Brief —
Work through the data line by line, gathering every line that has the word "phase".

Stored data —
☆ ☆ ☆

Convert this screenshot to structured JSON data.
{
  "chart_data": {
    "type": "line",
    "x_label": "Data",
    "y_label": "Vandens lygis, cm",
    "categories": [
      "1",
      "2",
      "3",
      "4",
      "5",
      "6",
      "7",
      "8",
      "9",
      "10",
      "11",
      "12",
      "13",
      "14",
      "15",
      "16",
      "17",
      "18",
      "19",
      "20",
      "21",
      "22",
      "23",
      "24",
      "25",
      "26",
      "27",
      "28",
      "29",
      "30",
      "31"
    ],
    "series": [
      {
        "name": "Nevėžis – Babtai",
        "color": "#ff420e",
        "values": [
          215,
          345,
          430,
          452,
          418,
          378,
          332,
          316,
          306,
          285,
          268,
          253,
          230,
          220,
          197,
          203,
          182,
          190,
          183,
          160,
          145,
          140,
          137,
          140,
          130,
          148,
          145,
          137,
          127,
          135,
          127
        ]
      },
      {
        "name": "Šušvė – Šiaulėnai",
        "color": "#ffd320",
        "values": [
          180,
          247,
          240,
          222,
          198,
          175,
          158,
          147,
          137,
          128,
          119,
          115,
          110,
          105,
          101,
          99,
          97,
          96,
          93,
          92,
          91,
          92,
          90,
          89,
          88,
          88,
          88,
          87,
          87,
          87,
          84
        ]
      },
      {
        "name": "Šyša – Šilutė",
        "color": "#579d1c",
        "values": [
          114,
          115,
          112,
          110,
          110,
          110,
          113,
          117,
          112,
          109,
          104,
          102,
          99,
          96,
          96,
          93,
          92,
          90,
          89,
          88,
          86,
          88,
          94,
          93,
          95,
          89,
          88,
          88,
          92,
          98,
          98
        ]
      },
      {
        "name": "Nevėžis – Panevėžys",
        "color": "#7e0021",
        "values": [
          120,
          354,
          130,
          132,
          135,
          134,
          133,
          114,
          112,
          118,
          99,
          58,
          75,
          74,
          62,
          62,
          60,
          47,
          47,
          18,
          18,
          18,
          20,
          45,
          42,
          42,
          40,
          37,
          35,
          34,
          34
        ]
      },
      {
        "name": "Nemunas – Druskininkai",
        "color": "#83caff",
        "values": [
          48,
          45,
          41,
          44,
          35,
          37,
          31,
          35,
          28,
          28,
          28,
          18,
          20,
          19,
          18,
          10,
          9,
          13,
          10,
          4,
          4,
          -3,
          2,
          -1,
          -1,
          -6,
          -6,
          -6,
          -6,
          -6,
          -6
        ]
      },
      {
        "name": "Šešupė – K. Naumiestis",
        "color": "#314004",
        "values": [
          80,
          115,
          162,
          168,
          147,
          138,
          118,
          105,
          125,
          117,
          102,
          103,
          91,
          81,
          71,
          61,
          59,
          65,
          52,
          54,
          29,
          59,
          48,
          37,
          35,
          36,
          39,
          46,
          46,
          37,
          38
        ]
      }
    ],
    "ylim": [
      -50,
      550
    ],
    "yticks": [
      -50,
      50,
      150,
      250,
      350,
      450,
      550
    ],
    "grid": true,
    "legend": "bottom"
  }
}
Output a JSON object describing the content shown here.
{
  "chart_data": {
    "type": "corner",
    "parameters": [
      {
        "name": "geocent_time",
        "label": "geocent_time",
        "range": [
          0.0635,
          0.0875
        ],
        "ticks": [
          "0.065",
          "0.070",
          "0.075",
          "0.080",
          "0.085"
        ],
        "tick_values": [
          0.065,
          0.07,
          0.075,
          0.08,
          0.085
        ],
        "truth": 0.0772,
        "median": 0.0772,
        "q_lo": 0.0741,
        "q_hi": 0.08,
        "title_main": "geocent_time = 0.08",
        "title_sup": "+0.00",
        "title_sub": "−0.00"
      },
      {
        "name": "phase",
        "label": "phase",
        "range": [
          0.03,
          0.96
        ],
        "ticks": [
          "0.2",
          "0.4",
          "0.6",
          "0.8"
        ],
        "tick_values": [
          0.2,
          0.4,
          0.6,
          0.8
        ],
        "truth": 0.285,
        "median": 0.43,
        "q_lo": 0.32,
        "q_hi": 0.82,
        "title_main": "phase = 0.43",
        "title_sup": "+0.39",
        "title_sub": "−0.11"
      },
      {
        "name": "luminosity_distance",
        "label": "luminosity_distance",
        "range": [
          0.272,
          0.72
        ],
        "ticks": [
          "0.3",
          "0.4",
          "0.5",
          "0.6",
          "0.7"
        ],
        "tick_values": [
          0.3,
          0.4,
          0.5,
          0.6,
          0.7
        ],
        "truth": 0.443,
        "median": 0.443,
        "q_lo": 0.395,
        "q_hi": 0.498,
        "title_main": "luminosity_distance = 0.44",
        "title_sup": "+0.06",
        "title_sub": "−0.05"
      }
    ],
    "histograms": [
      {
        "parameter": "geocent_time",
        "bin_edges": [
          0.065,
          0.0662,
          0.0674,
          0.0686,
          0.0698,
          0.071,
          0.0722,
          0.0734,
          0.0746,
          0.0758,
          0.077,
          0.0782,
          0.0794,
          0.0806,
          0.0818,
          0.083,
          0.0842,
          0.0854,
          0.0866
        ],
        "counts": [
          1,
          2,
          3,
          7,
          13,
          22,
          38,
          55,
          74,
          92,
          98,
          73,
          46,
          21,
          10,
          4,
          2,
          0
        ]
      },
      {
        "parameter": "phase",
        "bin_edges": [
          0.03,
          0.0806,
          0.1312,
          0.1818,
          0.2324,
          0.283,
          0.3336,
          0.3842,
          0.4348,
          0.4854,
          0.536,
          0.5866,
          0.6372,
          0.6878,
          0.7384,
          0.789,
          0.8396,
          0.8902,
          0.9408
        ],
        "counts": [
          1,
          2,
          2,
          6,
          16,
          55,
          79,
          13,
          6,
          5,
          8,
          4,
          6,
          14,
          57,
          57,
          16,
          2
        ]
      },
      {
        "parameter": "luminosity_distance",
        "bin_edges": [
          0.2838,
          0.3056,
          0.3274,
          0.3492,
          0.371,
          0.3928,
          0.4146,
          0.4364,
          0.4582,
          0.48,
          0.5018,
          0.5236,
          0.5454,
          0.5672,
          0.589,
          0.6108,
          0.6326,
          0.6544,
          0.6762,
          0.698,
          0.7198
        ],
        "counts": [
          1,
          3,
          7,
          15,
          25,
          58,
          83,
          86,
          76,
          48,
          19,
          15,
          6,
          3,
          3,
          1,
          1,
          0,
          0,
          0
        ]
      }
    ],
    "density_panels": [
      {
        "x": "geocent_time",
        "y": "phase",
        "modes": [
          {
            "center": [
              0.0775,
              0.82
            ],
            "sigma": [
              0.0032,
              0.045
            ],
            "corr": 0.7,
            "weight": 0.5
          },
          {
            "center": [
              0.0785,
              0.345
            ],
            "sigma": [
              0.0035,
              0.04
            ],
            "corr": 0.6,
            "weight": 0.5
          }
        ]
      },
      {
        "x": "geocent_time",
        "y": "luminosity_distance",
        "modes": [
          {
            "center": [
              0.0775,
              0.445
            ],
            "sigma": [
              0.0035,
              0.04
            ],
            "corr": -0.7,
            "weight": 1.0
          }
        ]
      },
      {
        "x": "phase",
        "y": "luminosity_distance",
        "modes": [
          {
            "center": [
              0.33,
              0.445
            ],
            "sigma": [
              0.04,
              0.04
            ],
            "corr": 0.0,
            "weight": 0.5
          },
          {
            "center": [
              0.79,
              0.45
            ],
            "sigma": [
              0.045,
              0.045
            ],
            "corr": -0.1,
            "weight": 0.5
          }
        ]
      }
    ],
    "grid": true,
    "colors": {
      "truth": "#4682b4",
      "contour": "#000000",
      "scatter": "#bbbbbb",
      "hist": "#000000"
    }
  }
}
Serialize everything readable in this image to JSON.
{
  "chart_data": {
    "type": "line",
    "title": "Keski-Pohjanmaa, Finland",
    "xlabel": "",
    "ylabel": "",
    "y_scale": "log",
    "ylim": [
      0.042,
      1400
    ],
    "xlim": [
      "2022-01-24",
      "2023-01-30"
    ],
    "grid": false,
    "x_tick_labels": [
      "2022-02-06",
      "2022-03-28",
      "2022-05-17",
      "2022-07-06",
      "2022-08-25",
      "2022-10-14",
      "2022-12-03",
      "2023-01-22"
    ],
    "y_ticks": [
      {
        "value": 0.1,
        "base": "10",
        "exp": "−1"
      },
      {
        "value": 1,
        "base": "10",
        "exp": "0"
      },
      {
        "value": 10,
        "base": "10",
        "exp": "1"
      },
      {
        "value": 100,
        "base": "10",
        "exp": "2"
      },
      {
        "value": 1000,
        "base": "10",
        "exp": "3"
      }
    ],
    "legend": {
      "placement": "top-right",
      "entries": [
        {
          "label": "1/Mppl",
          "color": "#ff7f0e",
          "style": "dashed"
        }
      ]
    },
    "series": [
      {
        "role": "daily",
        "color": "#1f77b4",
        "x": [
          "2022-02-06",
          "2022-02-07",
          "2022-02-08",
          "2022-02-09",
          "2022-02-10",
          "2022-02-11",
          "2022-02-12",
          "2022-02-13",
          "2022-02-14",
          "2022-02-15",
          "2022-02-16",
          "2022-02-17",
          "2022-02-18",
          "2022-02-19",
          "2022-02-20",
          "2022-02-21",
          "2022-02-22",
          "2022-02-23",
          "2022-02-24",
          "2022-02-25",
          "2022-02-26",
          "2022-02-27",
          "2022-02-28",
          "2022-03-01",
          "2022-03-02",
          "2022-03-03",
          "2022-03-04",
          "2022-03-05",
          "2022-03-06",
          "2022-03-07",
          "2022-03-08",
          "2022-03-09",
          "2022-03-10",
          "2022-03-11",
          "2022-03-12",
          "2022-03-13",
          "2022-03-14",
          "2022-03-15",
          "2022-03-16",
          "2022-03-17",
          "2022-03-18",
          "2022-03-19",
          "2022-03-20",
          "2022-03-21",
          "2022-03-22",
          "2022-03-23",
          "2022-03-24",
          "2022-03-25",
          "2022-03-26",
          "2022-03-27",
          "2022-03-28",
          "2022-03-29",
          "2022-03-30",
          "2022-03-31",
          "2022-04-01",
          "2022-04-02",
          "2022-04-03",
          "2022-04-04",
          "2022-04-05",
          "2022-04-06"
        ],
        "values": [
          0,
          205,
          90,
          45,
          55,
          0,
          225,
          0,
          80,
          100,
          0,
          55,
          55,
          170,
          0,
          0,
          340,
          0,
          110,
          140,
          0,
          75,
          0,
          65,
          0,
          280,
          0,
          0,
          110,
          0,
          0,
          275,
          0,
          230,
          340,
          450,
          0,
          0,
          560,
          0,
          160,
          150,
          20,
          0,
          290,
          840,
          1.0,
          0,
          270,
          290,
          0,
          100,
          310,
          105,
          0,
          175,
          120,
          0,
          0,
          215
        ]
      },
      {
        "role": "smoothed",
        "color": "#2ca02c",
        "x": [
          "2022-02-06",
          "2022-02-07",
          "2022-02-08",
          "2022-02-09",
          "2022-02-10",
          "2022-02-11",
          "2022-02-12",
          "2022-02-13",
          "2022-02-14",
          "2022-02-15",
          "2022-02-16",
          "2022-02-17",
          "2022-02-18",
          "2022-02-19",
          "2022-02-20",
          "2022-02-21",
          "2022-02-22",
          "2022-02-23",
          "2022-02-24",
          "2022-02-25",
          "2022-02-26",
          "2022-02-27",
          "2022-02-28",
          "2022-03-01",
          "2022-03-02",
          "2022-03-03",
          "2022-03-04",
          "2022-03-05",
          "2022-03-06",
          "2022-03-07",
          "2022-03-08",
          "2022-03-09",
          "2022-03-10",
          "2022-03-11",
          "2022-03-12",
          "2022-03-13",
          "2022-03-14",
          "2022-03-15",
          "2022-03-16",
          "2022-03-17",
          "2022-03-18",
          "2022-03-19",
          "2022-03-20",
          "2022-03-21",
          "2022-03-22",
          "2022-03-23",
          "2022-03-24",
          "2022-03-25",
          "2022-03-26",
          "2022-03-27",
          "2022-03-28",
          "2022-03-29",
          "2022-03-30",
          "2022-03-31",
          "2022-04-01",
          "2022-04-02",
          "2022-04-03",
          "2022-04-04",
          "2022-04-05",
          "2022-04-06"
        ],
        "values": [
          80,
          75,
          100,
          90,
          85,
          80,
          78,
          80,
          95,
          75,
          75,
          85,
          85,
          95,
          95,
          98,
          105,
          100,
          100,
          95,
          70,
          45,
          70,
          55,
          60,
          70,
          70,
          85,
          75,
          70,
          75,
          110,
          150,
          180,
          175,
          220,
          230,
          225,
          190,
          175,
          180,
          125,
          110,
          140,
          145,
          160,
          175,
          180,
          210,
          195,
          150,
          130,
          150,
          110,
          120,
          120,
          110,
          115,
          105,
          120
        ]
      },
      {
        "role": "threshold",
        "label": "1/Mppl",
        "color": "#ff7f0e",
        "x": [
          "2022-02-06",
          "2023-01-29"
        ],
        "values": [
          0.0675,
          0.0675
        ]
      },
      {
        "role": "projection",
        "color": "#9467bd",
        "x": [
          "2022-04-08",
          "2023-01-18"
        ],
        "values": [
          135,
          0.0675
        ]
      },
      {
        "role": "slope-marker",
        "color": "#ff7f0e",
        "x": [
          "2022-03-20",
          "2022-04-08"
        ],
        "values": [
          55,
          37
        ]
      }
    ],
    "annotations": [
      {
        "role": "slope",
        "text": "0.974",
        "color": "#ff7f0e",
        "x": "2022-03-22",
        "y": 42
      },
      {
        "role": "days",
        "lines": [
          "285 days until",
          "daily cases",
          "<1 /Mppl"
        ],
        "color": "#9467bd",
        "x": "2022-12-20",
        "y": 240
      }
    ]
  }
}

☆ ☆ ☆

Written answer —
        "name": "phase",
        "label": "phase",
        "title_main": "phase = 0.43",
        "parameter": "phase",
        "y": "phase",
        "x": "phase",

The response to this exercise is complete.